-- START OF RECORDS FOR THE EXERCISE --
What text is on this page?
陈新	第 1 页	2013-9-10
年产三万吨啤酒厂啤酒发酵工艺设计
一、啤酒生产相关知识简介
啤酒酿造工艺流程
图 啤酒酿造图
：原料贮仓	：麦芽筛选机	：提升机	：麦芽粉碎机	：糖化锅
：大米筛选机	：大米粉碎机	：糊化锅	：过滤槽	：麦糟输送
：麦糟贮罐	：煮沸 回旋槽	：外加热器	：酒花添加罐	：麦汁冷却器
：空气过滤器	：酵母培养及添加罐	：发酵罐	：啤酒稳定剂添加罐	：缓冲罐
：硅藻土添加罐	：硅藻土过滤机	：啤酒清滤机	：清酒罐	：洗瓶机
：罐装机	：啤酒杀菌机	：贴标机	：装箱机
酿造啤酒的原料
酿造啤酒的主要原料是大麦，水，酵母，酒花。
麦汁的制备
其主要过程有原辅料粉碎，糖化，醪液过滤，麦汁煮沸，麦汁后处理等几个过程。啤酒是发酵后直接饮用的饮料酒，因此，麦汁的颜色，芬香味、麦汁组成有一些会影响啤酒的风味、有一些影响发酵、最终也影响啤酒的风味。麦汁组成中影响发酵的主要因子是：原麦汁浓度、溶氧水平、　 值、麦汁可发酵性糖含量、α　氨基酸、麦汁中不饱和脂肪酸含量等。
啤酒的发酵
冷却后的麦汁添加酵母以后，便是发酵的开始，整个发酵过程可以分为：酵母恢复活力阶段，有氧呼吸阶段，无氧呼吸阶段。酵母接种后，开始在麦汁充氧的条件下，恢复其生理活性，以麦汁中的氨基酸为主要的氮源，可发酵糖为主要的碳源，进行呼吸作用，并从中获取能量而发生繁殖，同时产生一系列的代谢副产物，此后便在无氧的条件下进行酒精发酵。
-- END OF RECORDS FOR THE EXERCISE --
**GIVEN EXERCISE**
Extract all of the material exactly as it is written.

**ANSWER FOR THE TASK**
What text is on this page?
陈新	第 1 页	2013-9-10
年产三万吨啤酒厂啤酒发酵工艺设计
一、啤酒生产相关知识简介
啤酒酿造工艺流程
图 啤酒酿造图
：原料贮仓	：麦芽筛选机	：提升机	：麦芽粉碎机	：糖化锅
：大米筛选机	：大米粉碎机	：糊化锅	：过滤槽	：麦糟输送
：麦糟贮罐	：煮沸 回旋槽	：外加热器	：酒花添加罐	：麦汁冷却器
：空气过滤器	：酵母培养及添加罐	：发酵罐	：啤酒稳定剂添加罐	：缓冲罐
：硅藻土添加罐	：硅藻土过滤机	：啤酒清滤机	：清酒罐	：洗瓶机
：罐装机	：啤酒杀菌机	：贴标机	：装箱机
酿造啤酒的原料
酿造啤酒的主要原料是大麦，水，酵母，酒花。
麦汁的制备
其主要过程有原辅料粉碎，糖化，醪液过滤，麦汁煮沸，麦汁后处理等几个过程。啤酒是发酵后直接饮用的饮料酒，因此，麦汁的颜色，芬香味、麦汁组成有一些会影响啤酒的风味、有一些影响发酵、最终也影响啤酒的风味。麦汁组成中影响发酵的主要因子是：原麦汁浓度、溶氧水平、　 值、麦汁可发酵性糖含量、α　氨基酸、麦汁中不饱和脂肪酸含量等。
啤酒的发酵
冷却后的麦汁添加酵母以后，便是发酵的开始，整个发酵过程可以分为：酵母恢复活力阶段，有氧呼吸阶段，无氧呼吸阶段。酵母接种后，开始在麦汁充氧的条件下，恢复其生理活性，以麦汁中的氨基酸为主要的氮源，可发酵糖为主要的碳源，进行呼吸作用，并从中获取能量而发生繁殖，同时产生一系列的代谢副产物，此后便在无氧的条件下进行酒精发酵。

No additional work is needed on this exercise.